Stated problem
Give back the full listing verbatim, apart from its images.

[BEGIN Record set]

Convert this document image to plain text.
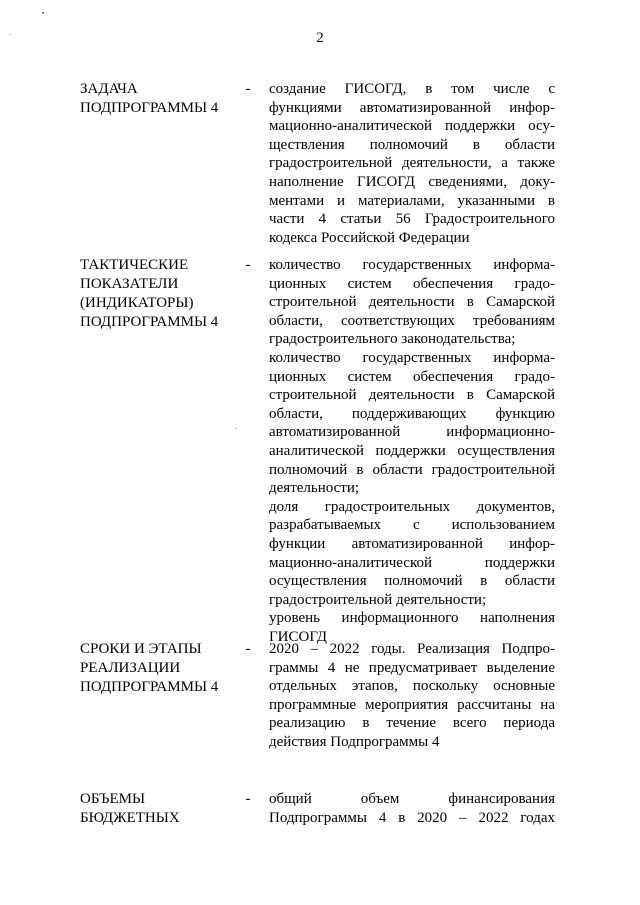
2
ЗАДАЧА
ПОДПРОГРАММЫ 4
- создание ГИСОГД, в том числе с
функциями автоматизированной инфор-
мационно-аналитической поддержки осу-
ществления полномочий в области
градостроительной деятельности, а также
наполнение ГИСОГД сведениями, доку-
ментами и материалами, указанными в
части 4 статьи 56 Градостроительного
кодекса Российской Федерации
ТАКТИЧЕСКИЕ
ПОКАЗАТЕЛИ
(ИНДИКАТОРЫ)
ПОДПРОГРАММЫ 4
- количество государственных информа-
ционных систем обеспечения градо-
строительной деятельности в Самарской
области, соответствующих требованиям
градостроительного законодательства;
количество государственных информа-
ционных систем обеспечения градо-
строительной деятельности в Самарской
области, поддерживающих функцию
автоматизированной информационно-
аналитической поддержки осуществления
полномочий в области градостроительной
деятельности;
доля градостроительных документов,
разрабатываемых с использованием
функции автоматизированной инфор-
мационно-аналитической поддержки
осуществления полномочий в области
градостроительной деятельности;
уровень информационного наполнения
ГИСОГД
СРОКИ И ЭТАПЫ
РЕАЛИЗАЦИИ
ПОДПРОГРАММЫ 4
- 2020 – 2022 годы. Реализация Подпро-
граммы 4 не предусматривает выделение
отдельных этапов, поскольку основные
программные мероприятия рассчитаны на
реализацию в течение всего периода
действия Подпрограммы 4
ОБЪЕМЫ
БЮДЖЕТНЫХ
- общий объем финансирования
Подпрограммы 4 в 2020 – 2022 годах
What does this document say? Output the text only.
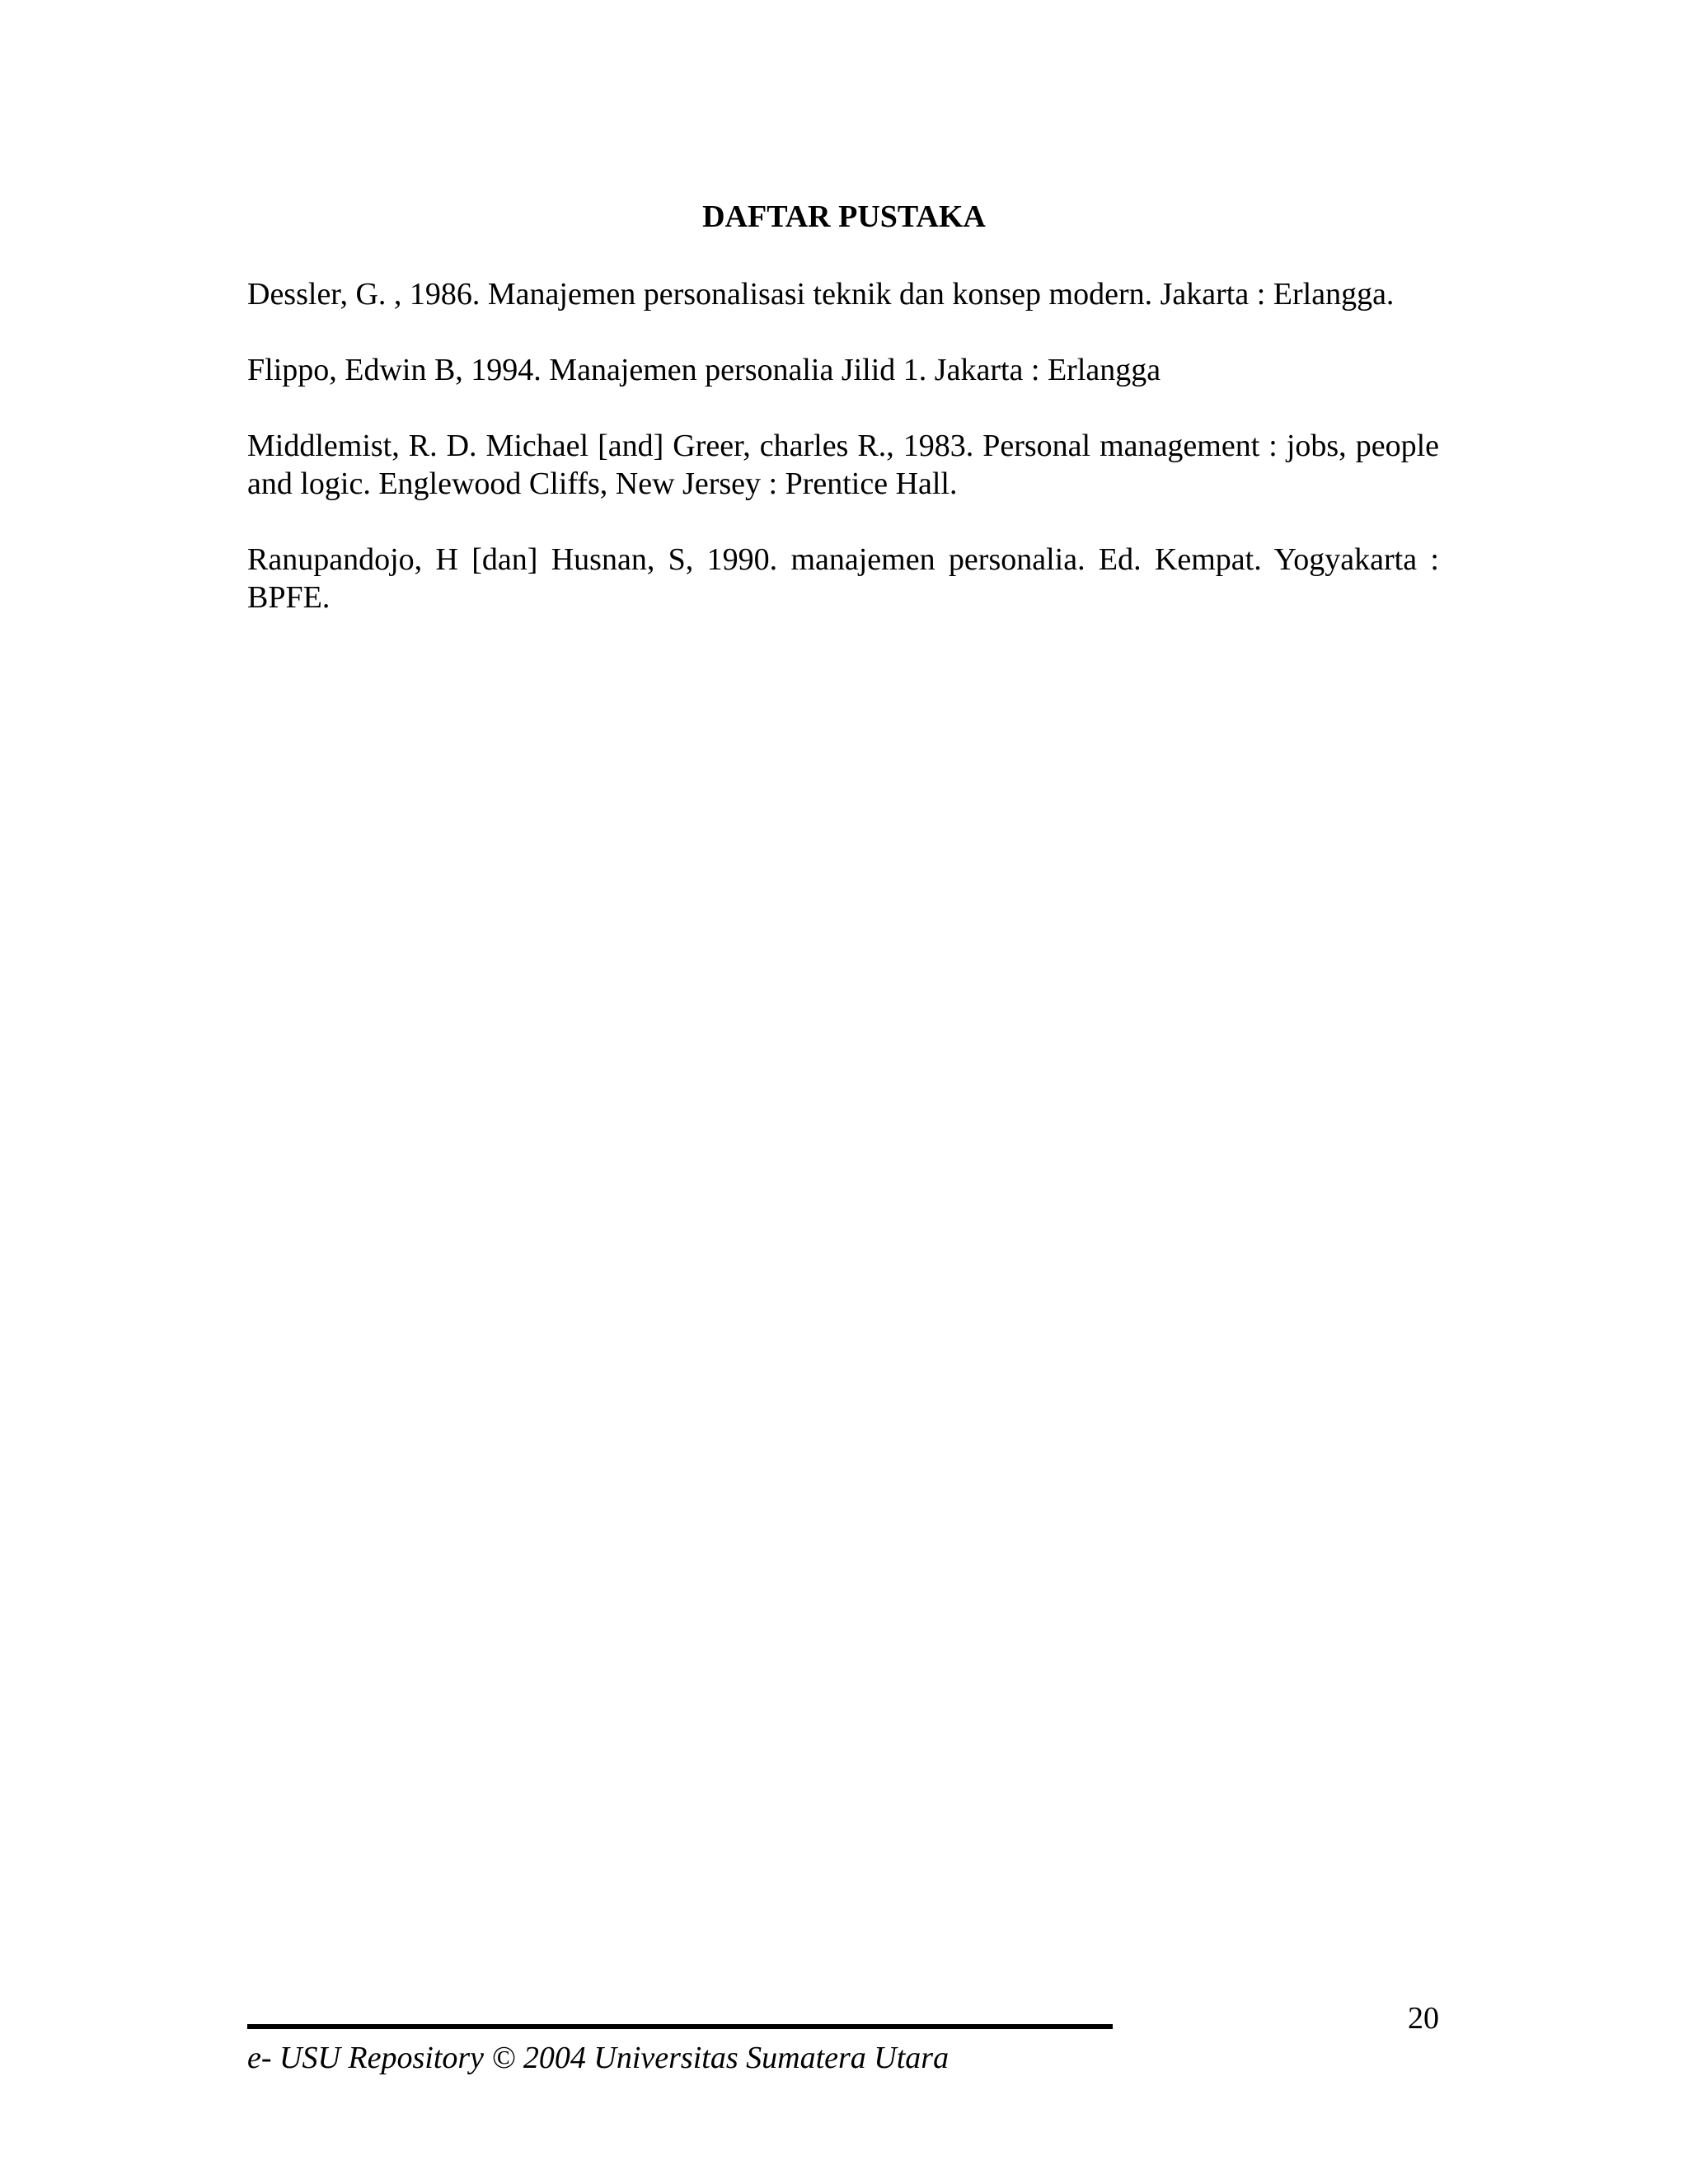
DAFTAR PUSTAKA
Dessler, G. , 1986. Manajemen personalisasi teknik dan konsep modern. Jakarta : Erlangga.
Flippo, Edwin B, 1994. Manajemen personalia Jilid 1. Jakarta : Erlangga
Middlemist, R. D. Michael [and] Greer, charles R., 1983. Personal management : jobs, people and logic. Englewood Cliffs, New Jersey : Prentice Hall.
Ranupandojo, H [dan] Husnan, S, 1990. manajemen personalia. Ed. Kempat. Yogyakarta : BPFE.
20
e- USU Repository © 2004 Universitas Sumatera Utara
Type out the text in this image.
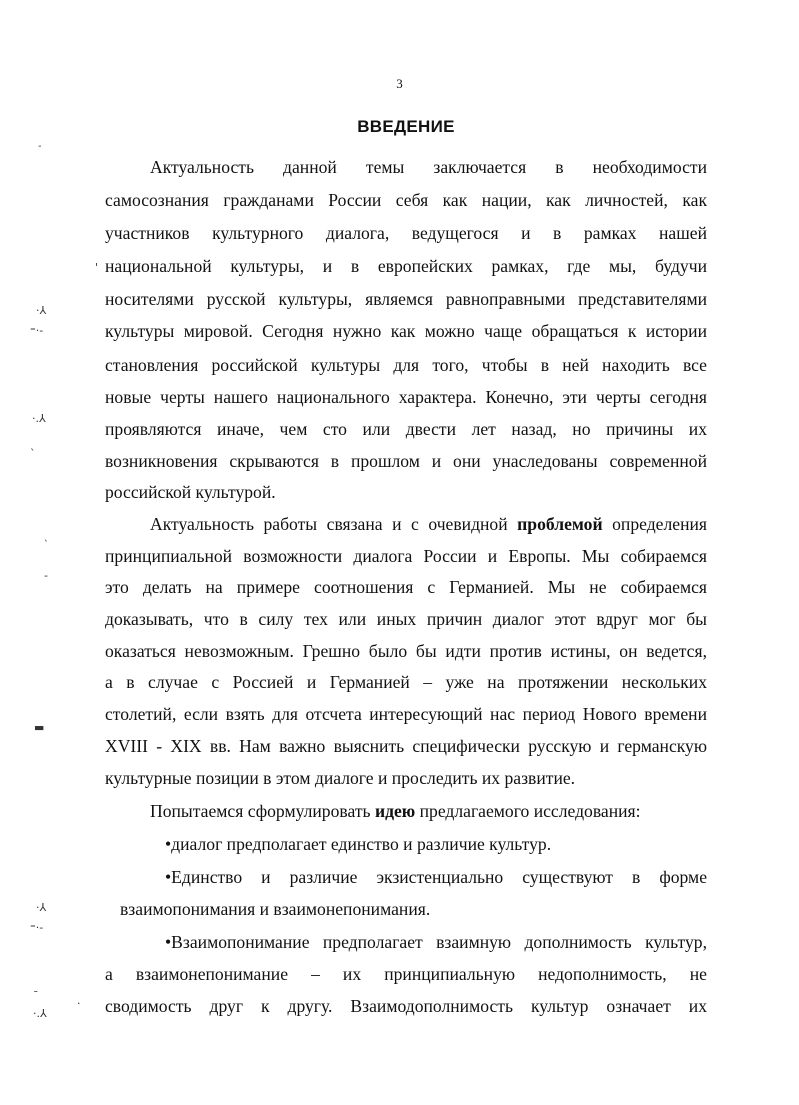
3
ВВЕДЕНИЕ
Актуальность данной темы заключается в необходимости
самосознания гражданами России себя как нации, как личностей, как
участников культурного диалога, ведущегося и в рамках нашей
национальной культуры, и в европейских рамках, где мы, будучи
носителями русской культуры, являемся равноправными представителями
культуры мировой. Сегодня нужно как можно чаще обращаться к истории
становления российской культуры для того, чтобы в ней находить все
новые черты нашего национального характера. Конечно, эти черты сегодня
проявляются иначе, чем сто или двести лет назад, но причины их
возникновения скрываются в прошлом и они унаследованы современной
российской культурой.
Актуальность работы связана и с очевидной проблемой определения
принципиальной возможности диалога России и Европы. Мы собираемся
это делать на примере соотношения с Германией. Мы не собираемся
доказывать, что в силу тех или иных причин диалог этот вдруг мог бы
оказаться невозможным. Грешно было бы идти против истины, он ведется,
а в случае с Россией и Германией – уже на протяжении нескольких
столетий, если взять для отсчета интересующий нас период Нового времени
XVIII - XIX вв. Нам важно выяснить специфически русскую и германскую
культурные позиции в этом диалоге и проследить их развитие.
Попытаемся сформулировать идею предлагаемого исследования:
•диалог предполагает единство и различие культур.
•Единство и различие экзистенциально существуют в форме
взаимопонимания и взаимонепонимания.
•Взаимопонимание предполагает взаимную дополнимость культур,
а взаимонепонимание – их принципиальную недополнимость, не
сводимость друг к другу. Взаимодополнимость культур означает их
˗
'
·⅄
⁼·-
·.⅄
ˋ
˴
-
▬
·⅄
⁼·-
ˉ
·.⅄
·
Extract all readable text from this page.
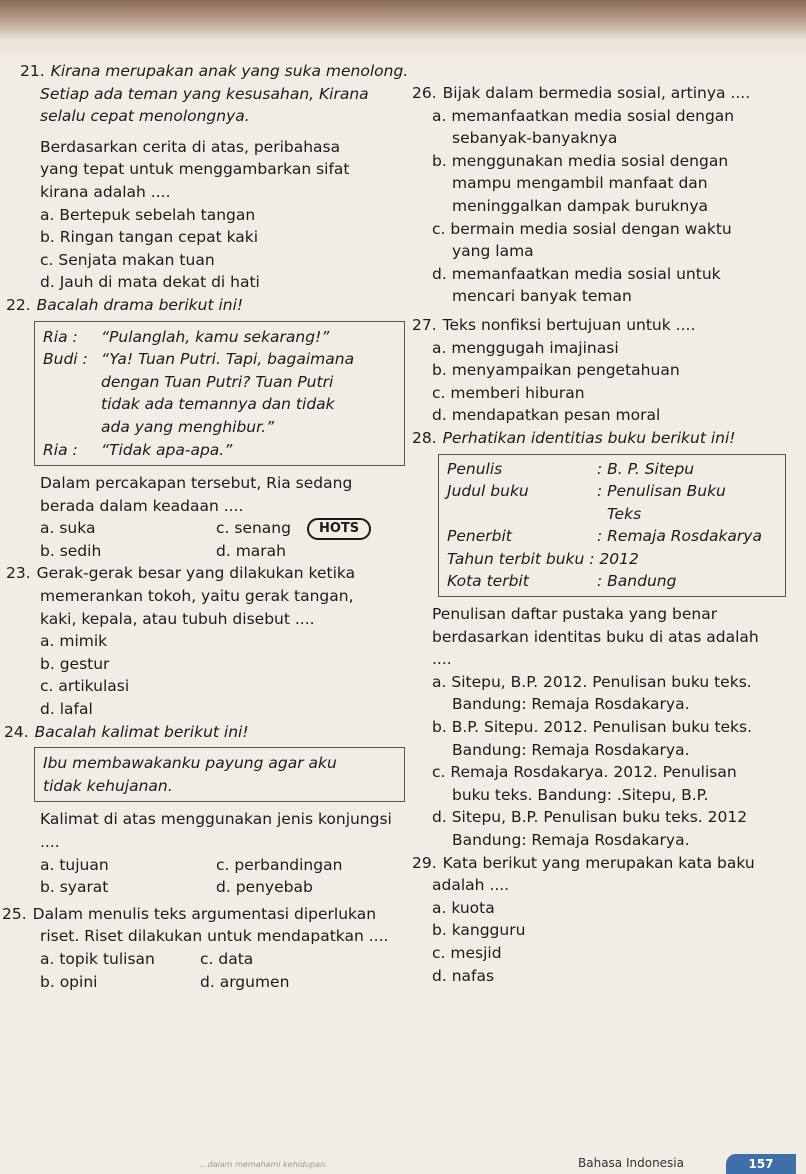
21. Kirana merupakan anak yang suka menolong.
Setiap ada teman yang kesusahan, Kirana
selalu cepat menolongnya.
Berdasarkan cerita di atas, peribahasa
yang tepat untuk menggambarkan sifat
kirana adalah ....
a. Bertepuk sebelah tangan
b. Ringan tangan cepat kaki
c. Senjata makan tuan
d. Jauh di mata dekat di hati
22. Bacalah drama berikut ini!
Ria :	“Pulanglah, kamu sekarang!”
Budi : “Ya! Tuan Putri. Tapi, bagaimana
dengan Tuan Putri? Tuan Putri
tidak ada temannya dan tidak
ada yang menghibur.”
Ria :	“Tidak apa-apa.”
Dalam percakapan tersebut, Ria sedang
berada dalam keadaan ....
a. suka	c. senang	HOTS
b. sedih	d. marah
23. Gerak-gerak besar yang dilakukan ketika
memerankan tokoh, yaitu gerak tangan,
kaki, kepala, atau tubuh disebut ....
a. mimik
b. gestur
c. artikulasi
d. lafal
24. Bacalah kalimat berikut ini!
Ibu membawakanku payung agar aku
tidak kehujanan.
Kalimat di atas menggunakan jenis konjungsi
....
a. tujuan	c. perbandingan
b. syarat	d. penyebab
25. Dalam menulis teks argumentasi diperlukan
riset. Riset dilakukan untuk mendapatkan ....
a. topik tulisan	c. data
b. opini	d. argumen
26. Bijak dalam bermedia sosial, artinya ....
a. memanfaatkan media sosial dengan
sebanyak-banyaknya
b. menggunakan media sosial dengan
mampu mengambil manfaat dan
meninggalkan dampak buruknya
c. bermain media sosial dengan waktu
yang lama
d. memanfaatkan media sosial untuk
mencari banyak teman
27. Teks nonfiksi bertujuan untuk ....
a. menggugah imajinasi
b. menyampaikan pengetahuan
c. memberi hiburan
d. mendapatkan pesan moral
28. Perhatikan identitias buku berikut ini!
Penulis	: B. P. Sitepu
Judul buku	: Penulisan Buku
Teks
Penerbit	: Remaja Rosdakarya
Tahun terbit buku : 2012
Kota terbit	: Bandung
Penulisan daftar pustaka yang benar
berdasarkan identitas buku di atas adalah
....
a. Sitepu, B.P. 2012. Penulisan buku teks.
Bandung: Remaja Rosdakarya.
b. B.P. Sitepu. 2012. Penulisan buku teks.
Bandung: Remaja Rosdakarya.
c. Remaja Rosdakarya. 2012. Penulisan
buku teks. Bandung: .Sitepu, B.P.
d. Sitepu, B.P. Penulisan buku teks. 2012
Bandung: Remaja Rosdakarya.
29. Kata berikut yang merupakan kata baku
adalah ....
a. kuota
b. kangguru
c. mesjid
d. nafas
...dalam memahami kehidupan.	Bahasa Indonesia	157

[END Record set]

Solution for this task
Convert this document image to plain text.
2
ЗАДАЧА
ПОДПРОГРАММЫ 4
- создание ГИСОГД, в том числе с
функциями автоматизированной инфор-
мационно-аналитической поддержки осу-
ществления полномочий в области
градостроительной деятельности, а также
наполнение ГИСОГД сведениями, доку-
ментами и материалами, указанными в
части 4 статьи 56 Градостроительного
кодекса Российской Федерации
ТАКТИЧЕСКИЕ
ПОКАЗАТЕЛИ
(ИНДИКАТОРЫ)
ПОДПРОГРАММЫ 4
- количество государственных информа-
ционных систем обеспечения градо-
строительной деятельности в Самарской
области, соответствующих требованиям
градостроительного законодательства;
количество государственных информа-
ционных систем обеспечения градо-
строительной деятельности в Самарской
области, поддерживающих функцию
автоматизированной информационно-
аналитической поддержки осуществления
полномочий в области градостроительной
деятельности;
доля градостроительных документов,
разрабатываемых с использованием
функции автоматизированной инфор-
мационно-аналитической поддержки
осуществления полномочий в области
градостроительной деятельности;
уровень информационного наполнения
ГИСОГД
СРОКИ И ЭТАПЫ
РЕАЛИЗАЦИИ
ПОДПРОГРАММЫ 4
- 2020 – 2022 годы. Реализация Подпро-
граммы 4 не предусматривает выделение
отдельных этапов, поскольку основные
программные мероприятия рассчитаны на
реализацию в течение всего периода
действия Подпрограммы 4
ОБЪЕМЫ
БЮДЖЕТНЫХ
- общий объем финансирования
Подпрограммы 4 в 2020 – 2022 годах
What does this document say? Output the text only.
DAFTAR PUSTAKA
Dessler, G. , 1986. Manajemen personalisasi teknik dan konsep modern. Jakarta : Erlangga.
Flippo, Edwin B, 1994. Manajemen personalia Jilid 1. Jakarta : Erlangga
Middlemist, R. D. Michael [and] Greer, charles R., 1983. Personal management : jobs, people and logic. Englewood Cliffs, New Jersey : Prentice Hall.
Ranupandojo, H [dan] Husnan, S, 1990. manajemen personalia. Ed. Kempat. Yogyakarta : BPFE.
20
e- USU Repository © 2004 Universitas Sumatera Utara
Type out the text in this image.
3
ВВЕДЕНИЕ
Актуальность данной темы заключается в необходимости
самосознания гражданами России себя как нации, как личностей, как
участников культурного диалога, ведущегося и в рамках нашей
национальной культуры, и в европейских рамках, где мы, будучи
носителями русской культуры, являемся равноправными представителями
культуры мировой. Сегодня нужно как можно чаще обращаться к истории
становления российской культуры для того, чтобы в ней находить все
новые черты нашего национального характера. Конечно, эти черты сегодня
проявляются иначе, чем сто или двести лет назад, но причины их
возникновения скрываются в прошлом и они унаследованы современной
российской культурой.
Актуальность работы связана и с очевидной проблемой определения
принципиальной возможности диалога России и Европы. Мы собираемся
это делать на примере соотношения с Германией. Мы не собираемся
доказывать, что в силу тех или иных причин диалог этот вдруг мог бы
оказаться невозможным. Грешно было бы идти против истины, он ведется,
а в случае с Россией и Германией – уже на протяжении нескольких
столетий, если взять для отсчета интересующий нас период Нового времени
XVIII - XIX вв. Нам важно выяснить специфически русскую и германскую
культурные позиции в этом диалоге и проследить их развитие.
Попытаемся сформулировать идею предлагаемого исследования:
•диалог предполагает единство и различие культур.
•Единство и различие экзистенциально существуют в форме
взаимопонимания и взаимонепонимания.
•Взаимопонимание предполагает взаимную дополнимость культур,
а взаимонепонимание – их принципиальную недополнимость, не
сводимость друг к другу. Взаимодополнимость культур означает их
˗
'
·⅄
⁼·-
·.⅄
ˋ
˴
-
▬
·⅄
⁼·-
ˉ
·.⅄
·
Extract all readable text from this page.
21. Kirana merupakan anak yang suka menolong.
Setiap ada teman yang kesusahan, Kirana
selalu cepat menolongnya.
Berdasarkan cerita di atas, peribahasa
yang tepat untuk menggambarkan sifat
kirana adalah ....
a. Bertepuk sebelah tangan
b. Ringan tangan cepat kaki
c. Senjata makan tuan
d. Jauh di mata dekat di hati
22. Bacalah drama berikut ini!
Ria :	“Pulanglah, kamu sekarang!”
Budi : “Ya! Tuan Putri. Tapi, bagaimana
dengan Tuan Putri? Tuan Putri
tidak ada temannya dan tidak
ada yang menghibur.”
Ria :	“Tidak apa-apa.”
Dalam percakapan tersebut, Ria sedang
berada dalam keadaan ....
a. suka	c. senang	HOTS
b. sedih	d. marah
23. Gerak-gerak besar yang dilakukan ketika
memerankan tokoh, yaitu gerak tangan,
kaki, kepala, atau tubuh disebut ....
a. mimik
b. gestur
c. artikulasi
d. lafal
24. Bacalah kalimat berikut ini!
Ibu membawakanku payung agar aku
tidak kehujanan.
Kalimat di atas menggunakan jenis konjungsi
....
a. tujuan	c. perbandingan
b. syarat	d. penyebab
25. Dalam menulis teks argumentasi diperlukan
riset. Riset dilakukan untuk mendapatkan ....
a. topik tulisan	c. data
b. opini	d. argumen
26. Bijak dalam bermedia sosial, artinya ....
a. memanfaatkan media sosial dengan
sebanyak-banyaknya
b. menggunakan media sosial dengan
mampu mengambil manfaat dan
meninggalkan dampak buruknya
c. bermain media sosial dengan waktu
yang lama
d. memanfaatkan media sosial untuk
mencari banyak teman
27. Teks nonfiksi bertujuan untuk ....
a. menggugah imajinasi
b. menyampaikan pengetahuan
c. memberi hiburan
d. mendapatkan pesan moral
28. Perhatikan identitias buku berikut ini!
Penulis	: B. P. Sitepu
Judul buku	: Penulisan Buku
Teks
Penerbit	: Remaja Rosdakarya
Tahun terbit buku : 2012
Kota terbit	: Bandung
Penulisan daftar pustaka yang benar
berdasarkan identitas buku di atas adalah
....
a. Sitepu, B.P. 2012. Penulisan buku teks.
Bandung: Remaja Rosdakarya.
b. B.P. Sitepu. 2012. Penulisan buku teks.
Bandung: Remaja Rosdakarya.
c. Remaja Rosdakarya. 2012. Penulisan
buku teks. Bandung: .Sitepu, B.P.
d. Sitepu, B.P. Penulisan buku teks. 2012
Bandung: Remaja Rosdakarya.
29. Kata berikut yang merupakan kata baku
adalah ....
a. kuota
b. kangguru
c. mesjid
d. nafas
...dalam memahami kehidupan.	Bahasa Indonesia	157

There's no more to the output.